* [WHAT THE EXERCISE ASKS] Keep every line where the word "EXPERIENCE" appears; drop the rest.

· · · ·

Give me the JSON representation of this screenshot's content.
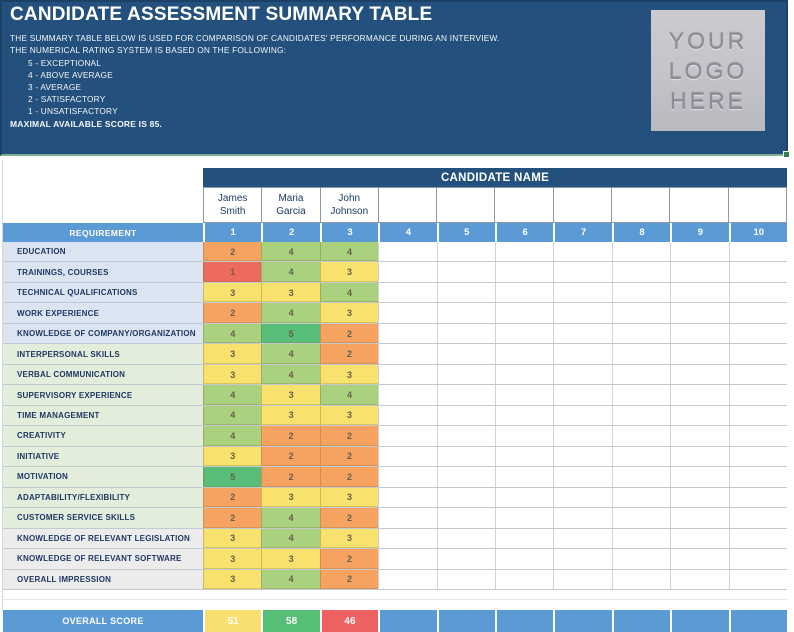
{
  "header": {
    "title": "CANDIDATE ASSESSMENT SUMMARY TABLE",
    "description_line1": "THE SUMMARY TABLE BELOW IS USED FOR COMPARISON OF CANDIDATES' PERFORMANCE DURING AN INTERVIEW.",
    "description_line2": "THE NUMERICAL RATING SYSTEM IS BASED ON THE FOLLOWING:",
    "rating_scale": [
      "5 - EXCEPTIONAL",
      "4 - ABOVE AVERAGE",
      "3 - AVERAGE",
      "2 - SATISFACTORY",
      "1 - UNSATISFACTORY"
    ],
    "max_score_note": "MAXIMAL AVAILABLE  SCORE IS 85.",
    "logo_placeholder_lines": [
      "YOUR",
      "LOGO",
      "HERE"
    ]
  },
  "table": {
    "candidate_header": "CANDIDATE NAME",
    "requirement_header": "REQUIREMENT",
    "overall_label": "OVERALL SCORE",
    "column_numbers": [
      "1",
      "2",
      "3",
      "4",
      "5",
      "6",
      "7",
      "8",
      "9",
      "10"
    ],
    "candidates": [
      "James Smith",
      "Maria Garcia",
      "John Johnson"
    ],
    "rows": [
      {
        "label": "EDUCATION",
        "group": "blue",
        "scores": [
          2,
          4,
          4
        ]
      },
      {
        "label": "TRAININGS, COURSES",
        "group": "blue",
        "scores": [
          1,
          4,
          3
        ]
      },
      {
        "label": "TECHNICAL QUALIFICATIONS",
        "group": "blue",
        "scores": [
          3,
          3,
          4
        ]
      },
      {
        "label": "WORK EXPERIENCE",
        "group": "blue",
        "scores": [
          2,
          4,
          3
        ]
      },
      {
        "label": "KNOWLEDGE OF COMPANY/ORGANIZATION",
        "group": "blue",
        "scores": [
          4,
          5,
          2
        ]
      },
      {
        "label": "INTERPERSONAL SKILLS",
        "group": "green",
        "scores": [
          3,
          4,
          2
        ]
      },
      {
        "label": "VERBAL COMMUNICATION",
        "group": "green",
        "scores": [
          3,
          4,
          3
        ]
      },
      {
        "label": "SUPERVISORY EXPERIENCE",
        "group": "green",
        "scores": [
          4,
          3,
          4
        ]
      },
      {
        "label": "TIME MANAGEMENT",
        "group": "green",
        "scores": [
          4,
          3,
          3
        ]
      },
      {
        "label": "CREATIVITY",
        "group": "green",
        "scores": [
          4,
          2,
          2
        ]
      },
      {
        "label": "INITIATIVE",
        "group": "green",
        "scores": [
          3,
          2,
          2
        ]
      },
      {
        "label": "MOTIVATION",
        "group": "green",
        "scores": [
          5,
          2,
          2
        ]
      },
      {
        "label": "ADAPTABILITY/FLEXIBILITY",
        "group": "green",
        "scores": [
          2,
          3,
          3
        ]
      },
      {
        "label": "CUSTOMER SERVICE SKILLS",
        "group": "green",
        "scores": [
          2,
          4,
          2
        ]
      },
      {
        "label": "KNOWLEDGE OF RELEVANT LEGISLATION",
        "group": "gray",
        "scores": [
          3,
          4,
          3
        ]
      },
      {
        "label": "KNOWLEDGE OF RELEVANT SOFTWARE",
        "group": "gray",
        "scores": [
          3,
          3,
          2
        ]
      },
      {
        "label": "OVERALL IMPRESSION",
        "group": "gray",
        "scores": [
          3,
          4,
          2
        ]
      }
    ],
    "overall_scores": [
      {
        "value": "51",
        "color": "#F8DF6F"
      },
      {
        "value": "58",
        "color": "#57BE75"
      },
      {
        "value": "46",
        "color": "#EE6161"
      }
    ],
    "score_colors": {
      "1": "#ED6A5E",
      "2": "#F6A361",
      "3": "#F8E16C",
      "4": "#A9D17E",
      "5": "#57BD79"
    },
    "label_group_colors": {
      "blue": "#DBE5F1",
      "green": "#E3EDDB",
      "gray": "#ECECEC"
    },
    "accent_colors": {
      "dark_blue": "#23507C",
      "medium_blue": "#5B9BD5"
    }
  }
}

· · · ·

* [EXERCISE RESULT]
        "label": "WORK EXPERIENCE",
        "label": "SUPERVISORY EXPERIENCE",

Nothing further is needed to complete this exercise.